Goal: Where the word "NCAC" occurs in a line, return that line.

═════ Stored data

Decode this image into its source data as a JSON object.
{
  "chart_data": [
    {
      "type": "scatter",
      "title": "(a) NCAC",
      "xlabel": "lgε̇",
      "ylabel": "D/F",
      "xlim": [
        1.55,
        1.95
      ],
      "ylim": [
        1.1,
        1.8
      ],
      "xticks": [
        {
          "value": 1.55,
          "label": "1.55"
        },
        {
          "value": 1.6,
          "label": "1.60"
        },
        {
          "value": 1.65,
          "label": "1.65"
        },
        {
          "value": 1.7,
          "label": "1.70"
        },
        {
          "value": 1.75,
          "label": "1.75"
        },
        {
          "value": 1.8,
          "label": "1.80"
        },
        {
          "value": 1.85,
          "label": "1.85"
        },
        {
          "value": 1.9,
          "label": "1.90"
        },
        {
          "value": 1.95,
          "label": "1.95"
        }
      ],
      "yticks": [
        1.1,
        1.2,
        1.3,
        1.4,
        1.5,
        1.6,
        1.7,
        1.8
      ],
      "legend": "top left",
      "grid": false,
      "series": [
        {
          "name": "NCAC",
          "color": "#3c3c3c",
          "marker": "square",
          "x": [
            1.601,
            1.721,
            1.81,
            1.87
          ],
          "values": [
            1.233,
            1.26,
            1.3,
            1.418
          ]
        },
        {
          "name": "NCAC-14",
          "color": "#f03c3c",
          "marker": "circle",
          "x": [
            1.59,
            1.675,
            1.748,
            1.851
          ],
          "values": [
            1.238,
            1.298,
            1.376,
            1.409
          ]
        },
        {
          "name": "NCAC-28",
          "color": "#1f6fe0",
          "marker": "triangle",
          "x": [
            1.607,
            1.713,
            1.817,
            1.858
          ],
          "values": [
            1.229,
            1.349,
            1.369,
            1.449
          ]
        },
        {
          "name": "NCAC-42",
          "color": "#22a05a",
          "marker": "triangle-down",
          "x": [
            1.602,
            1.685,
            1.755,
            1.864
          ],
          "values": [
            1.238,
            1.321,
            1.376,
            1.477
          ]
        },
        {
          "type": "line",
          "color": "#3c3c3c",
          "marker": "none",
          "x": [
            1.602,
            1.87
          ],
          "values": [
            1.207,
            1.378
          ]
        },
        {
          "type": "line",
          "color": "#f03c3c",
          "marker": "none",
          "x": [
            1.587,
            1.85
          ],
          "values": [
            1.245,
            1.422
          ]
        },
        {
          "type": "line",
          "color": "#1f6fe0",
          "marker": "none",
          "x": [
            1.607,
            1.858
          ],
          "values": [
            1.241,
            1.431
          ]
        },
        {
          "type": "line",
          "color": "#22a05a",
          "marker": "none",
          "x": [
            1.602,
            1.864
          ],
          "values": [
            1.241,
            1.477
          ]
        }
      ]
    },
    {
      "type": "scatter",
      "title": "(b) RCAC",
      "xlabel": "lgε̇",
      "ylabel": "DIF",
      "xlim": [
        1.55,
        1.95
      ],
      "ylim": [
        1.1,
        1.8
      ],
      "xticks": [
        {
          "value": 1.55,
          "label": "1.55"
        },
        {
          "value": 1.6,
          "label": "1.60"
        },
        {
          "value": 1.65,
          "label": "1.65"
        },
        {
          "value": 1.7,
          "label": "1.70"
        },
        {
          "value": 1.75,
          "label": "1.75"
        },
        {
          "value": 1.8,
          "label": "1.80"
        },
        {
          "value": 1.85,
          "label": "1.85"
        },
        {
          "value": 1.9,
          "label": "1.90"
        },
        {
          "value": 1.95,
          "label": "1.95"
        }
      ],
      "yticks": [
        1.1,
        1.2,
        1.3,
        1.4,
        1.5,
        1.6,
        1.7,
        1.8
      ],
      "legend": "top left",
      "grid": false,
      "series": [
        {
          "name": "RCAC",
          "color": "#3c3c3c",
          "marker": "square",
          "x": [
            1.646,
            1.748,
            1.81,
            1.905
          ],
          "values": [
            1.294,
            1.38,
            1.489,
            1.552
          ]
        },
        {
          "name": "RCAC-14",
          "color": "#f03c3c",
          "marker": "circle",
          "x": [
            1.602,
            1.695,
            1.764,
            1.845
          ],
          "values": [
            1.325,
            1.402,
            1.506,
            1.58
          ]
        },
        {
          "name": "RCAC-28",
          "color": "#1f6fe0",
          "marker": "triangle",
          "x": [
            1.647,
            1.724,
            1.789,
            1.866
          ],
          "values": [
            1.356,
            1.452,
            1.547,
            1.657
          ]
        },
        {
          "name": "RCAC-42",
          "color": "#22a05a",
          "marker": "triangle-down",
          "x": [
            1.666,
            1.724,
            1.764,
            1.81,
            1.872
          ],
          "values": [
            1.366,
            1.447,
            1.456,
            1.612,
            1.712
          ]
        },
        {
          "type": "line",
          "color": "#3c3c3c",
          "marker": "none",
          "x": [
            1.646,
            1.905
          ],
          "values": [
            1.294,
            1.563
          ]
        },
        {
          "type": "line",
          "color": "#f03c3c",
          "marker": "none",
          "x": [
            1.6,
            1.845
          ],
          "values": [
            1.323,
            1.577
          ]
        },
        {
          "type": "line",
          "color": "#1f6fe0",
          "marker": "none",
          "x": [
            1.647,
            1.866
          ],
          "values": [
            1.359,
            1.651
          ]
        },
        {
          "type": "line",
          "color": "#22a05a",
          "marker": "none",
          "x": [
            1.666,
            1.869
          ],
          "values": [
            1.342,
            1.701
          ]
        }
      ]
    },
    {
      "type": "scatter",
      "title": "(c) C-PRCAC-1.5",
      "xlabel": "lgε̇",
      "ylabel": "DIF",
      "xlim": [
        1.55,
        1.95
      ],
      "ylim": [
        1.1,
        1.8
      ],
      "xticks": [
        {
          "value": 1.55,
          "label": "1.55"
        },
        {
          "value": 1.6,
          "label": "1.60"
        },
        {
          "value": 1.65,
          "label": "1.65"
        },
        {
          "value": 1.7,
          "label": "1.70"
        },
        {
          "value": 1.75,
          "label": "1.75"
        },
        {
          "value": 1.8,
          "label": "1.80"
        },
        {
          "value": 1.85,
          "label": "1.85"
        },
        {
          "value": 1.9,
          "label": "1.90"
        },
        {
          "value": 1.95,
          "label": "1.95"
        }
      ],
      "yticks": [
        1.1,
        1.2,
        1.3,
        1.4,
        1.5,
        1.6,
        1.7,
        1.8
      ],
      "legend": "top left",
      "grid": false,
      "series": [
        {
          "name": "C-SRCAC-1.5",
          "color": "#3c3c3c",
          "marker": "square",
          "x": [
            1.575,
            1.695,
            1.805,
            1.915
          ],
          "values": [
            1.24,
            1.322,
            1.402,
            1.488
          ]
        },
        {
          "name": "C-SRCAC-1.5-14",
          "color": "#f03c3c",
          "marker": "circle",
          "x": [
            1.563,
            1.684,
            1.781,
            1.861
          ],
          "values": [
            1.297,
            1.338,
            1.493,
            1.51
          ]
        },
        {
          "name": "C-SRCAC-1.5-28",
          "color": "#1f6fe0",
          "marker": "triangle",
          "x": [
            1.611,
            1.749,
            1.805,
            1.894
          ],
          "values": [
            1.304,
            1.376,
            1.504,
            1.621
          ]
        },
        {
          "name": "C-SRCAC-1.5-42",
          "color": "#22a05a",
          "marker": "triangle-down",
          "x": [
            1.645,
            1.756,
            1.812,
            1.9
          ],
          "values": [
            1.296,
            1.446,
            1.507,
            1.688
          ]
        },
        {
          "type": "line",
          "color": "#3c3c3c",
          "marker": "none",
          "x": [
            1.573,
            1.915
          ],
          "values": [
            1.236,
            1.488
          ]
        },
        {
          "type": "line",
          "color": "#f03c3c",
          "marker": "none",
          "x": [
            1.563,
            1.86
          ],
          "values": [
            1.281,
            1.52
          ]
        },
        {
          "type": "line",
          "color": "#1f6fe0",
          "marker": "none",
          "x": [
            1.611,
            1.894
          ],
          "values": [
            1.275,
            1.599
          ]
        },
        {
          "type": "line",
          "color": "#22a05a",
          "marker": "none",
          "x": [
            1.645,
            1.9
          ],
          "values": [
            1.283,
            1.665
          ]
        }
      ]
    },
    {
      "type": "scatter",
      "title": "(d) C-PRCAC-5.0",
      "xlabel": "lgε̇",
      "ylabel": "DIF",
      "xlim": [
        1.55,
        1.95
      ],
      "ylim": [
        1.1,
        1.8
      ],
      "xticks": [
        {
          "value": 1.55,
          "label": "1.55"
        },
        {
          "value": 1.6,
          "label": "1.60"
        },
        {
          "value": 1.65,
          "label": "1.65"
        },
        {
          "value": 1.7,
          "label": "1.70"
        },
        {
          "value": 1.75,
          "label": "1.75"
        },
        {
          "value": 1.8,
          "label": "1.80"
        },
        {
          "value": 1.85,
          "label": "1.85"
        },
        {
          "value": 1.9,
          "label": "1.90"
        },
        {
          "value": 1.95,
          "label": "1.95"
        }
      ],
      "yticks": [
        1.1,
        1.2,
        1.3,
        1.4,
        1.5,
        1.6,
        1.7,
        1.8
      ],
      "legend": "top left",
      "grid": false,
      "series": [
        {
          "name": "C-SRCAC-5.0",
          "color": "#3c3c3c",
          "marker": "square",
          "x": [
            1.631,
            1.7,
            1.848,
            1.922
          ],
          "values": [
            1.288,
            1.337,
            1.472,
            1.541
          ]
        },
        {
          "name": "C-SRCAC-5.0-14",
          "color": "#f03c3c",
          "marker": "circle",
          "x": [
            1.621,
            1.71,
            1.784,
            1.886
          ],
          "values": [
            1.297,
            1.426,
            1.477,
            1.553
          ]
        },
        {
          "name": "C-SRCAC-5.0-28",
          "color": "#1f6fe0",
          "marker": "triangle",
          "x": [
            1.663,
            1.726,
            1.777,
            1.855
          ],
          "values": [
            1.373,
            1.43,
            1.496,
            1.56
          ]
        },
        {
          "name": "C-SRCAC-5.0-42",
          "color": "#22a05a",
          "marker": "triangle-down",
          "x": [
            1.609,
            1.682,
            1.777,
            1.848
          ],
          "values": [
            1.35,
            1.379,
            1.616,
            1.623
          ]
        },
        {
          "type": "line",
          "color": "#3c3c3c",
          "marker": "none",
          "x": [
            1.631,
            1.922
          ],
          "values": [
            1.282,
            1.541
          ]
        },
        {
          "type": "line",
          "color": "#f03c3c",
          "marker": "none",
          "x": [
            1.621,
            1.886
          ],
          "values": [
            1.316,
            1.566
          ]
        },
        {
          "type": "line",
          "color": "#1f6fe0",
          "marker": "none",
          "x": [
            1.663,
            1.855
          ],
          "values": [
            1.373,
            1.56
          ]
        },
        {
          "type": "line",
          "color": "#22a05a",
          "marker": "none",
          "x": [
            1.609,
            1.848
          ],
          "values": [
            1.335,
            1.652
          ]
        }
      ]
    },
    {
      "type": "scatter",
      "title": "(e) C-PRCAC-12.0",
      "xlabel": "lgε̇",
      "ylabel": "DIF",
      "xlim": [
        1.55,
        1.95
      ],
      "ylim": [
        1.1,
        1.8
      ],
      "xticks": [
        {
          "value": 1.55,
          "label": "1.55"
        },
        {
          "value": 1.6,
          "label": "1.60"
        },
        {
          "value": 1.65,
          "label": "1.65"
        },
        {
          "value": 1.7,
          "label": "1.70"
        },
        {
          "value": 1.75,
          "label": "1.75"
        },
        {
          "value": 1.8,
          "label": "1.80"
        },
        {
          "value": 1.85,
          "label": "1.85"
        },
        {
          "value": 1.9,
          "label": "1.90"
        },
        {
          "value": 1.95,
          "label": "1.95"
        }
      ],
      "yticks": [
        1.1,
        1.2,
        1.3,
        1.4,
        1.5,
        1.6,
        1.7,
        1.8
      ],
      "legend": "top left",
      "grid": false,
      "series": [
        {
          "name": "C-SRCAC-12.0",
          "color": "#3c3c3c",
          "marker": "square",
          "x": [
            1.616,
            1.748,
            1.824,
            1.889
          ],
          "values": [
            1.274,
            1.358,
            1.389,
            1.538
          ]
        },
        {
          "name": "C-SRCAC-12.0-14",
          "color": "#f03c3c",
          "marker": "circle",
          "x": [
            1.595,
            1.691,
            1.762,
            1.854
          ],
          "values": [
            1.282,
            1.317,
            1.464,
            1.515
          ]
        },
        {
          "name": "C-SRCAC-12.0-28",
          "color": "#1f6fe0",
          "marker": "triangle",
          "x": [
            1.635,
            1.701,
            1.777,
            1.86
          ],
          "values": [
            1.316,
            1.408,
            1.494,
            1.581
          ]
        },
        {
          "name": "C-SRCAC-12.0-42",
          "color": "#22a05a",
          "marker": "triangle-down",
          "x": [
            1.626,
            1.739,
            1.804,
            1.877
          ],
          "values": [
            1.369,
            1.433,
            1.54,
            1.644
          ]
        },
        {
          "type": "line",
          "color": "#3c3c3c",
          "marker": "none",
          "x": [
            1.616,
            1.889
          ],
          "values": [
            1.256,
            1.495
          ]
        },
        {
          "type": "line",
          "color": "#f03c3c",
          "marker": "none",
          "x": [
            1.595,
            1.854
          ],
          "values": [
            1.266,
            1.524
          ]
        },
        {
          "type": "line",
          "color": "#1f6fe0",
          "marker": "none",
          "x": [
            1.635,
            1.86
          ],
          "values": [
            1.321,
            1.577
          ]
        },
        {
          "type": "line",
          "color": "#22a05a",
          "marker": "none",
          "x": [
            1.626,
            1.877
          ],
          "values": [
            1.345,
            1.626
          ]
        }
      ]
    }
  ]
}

══════════

Answer for this exercise:
      "title": "(a) NCAC",
          "name": "NCAC",
          "name": "NCAC-14",
          "name": "NCAC-28",
          "name": "NCAC-42",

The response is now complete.